§ Input records
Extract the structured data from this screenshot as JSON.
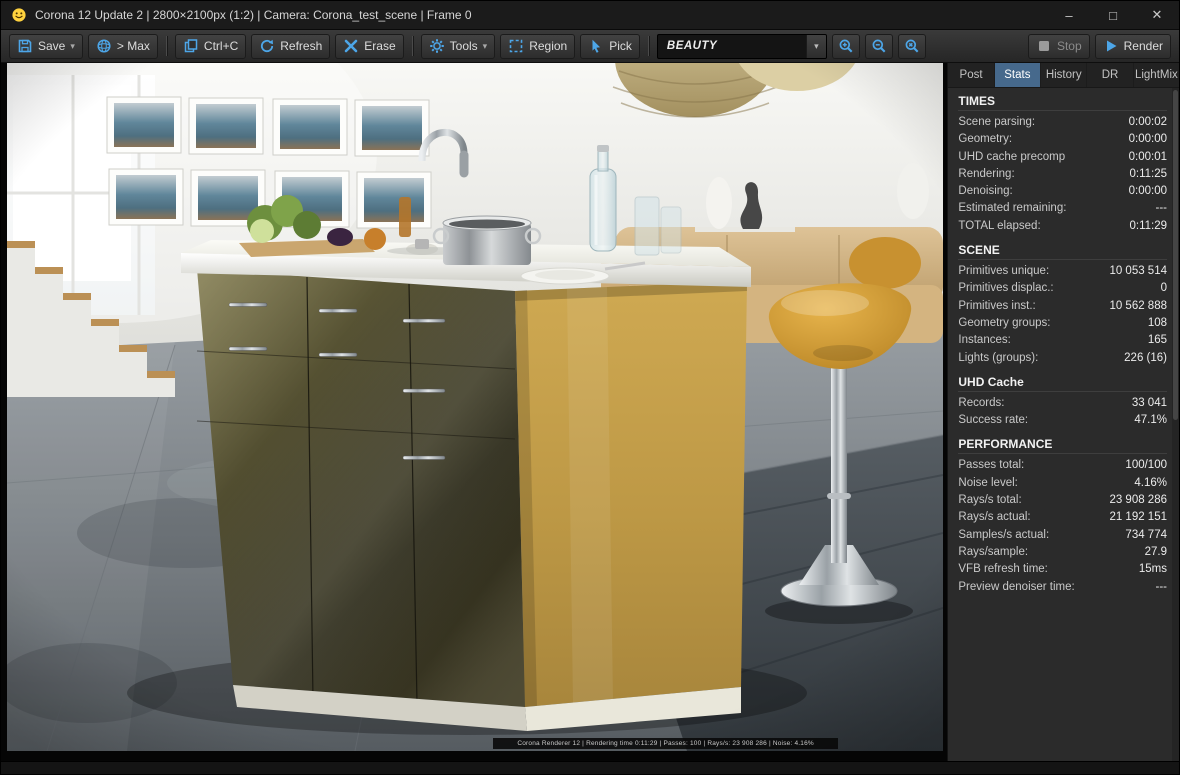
{
  "window": {
    "title": "Corona 12 Update 2 | 2800×2100px (1:2) | Camera: Corona_test_scene | Frame 0",
    "controls": {
      "minimize": "–",
      "maximize": "□",
      "close": "✕"
    }
  },
  "toolbar": {
    "save": "Save",
    "caret": "▾",
    "max": "> Max",
    "copy": "Ctrl+C",
    "refresh": "Refresh",
    "erase": "Erase",
    "tools": "Tools",
    "region": "Region",
    "pick": "Pick",
    "channel": "BEAUTY",
    "stop": "Stop",
    "render": "Render"
  },
  "panel": {
    "tabs": [
      {
        "label": "Post"
      },
      {
        "label": "Stats"
      },
      {
        "label": "History"
      },
      {
        "label": "DR"
      },
      {
        "label": "LightMix"
      }
    ],
    "sections": [
      {
        "title": "TIMES",
        "rows": [
          {
            "label": "Scene parsing:",
            "value": "0:00:02"
          },
          {
            "label": "Geometry:",
            "value": "0:00:00"
          },
          {
            "label": "UHD cache precomp",
            "value": "0:00:01"
          },
          {
            "label": "Rendering:",
            "value": "0:11:25"
          },
          {
            "label": "Denoising:",
            "value": "0:00:00"
          },
          {
            "label": "Estimated remaining:",
            "value": "---"
          },
          {
            "label": "TOTAL elapsed:",
            "value": "0:11:29"
          }
        ]
      },
      {
        "title": "SCENE",
        "rows": [
          {
            "label": "Primitives unique:",
            "value": "10 053 514"
          },
          {
            "label": "Primitives displac.:",
            "value": "0"
          },
          {
            "label": "Primitives inst.:",
            "value": "10 562 888"
          },
          {
            "label": "Geometry groups:",
            "value": "108"
          },
          {
            "label": "Instances:",
            "value": "165"
          },
          {
            "label": "Lights (groups):",
            "value": "226 (16)"
          }
        ]
      },
      {
        "title": "UHD Cache",
        "rows": [
          {
            "label": "Records:",
            "value": "33 041"
          },
          {
            "label": "Success rate:",
            "value": "47.1%"
          }
        ]
      },
      {
        "title": "PERFORMANCE",
        "rows": [
          {
            "label": "Passes total:",
            "value": "100/100"
          },
          {
            "label": "Noise level:",
            "value": "4.16%"
          },
          {
            "label": "Rays/s total:",
            "value": "23 908 286"
          },
          {
            "label": "Rays/s actual:",
            "value": "21 192 151"
          },
          {
            "label": "Samples/s actual:",
            "value": "734 774"
          },
          {
            "label": "Rays/sample:",
            "value": "27.9"
          },
          {
            "label": "VFB refresh time:",
            "value": "15ms"
          },
          {
            "label": "Preview denoiser time:",
            "value": "---"
          }
        ]
      }
    ]
  },
  "viewport": {
    "watermark": "Corona Renderer 12 | Rendering time 0:11:29 | Passes: 100 | Rays/s: 23 908 286 | Noise: 4.16%"
  },
  "colors": {
    "accent_blue": "#4da6e8",
    "active_tab": "#46698c",
    "cabinet_gold": "#bd9845",
    "stool_gold": "#c08c2b"
  }
}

§ Task to carry out
Copy every line from the records above that contains the word "Corona".

§ Exercise result
    "title": "Corona 12 Update 2 | 2800×2100px (1:2) | Camera: Corona_test_scene | Frame 0",
    "watermark": "Corona Renderer 12 | Rendering time 0:11:29 | Passes: 100 | Rays/s: 23 908 286 | Noise: 4.16%"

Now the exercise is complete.